_Exercise materials_
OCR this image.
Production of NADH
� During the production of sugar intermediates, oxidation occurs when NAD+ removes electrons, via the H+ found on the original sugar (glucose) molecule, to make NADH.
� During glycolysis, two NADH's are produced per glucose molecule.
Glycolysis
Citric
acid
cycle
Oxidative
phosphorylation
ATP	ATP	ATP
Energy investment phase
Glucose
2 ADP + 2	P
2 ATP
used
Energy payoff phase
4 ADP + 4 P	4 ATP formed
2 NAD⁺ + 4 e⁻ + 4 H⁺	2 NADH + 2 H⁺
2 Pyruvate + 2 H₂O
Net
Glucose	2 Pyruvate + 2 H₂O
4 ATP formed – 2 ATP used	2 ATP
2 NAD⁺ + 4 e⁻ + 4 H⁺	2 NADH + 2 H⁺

_What is being asked_
Write out all records exactly, keeping every detail.

_Correct output_
OCR this image.
Production of NADH
� During the production of sugar intermediates, oxidation occurs when NAD+ removes electrons, via the H+ found on the original sugar (glucose) molecule, to make NADH.
� During glycolysis, two NADH's are produced per glucose molecule.
Glycolysis
Citric
acid
cycle
Oxidative
phosphorylation
ATP	ATP	ATP
Energy investment phase
Glucose
2 ADP + 2	P
2 ATP
used
Energy payoff phase
4 ADP + 4 P	4 ATP formed
2 NAD⁺ + 4 e⁻ + 4 H⁺	2 NADH + 2 H⁺
2 Pyruvate + 2 H₂O
Net
Glucose	2 Pyruvate + 2 H₂O
4 ATP formed – 2 ATP used	2 ATP
2 NAD⁺ + 4 e⁻ + 4 H⁺	2 NADH + 2 H⁺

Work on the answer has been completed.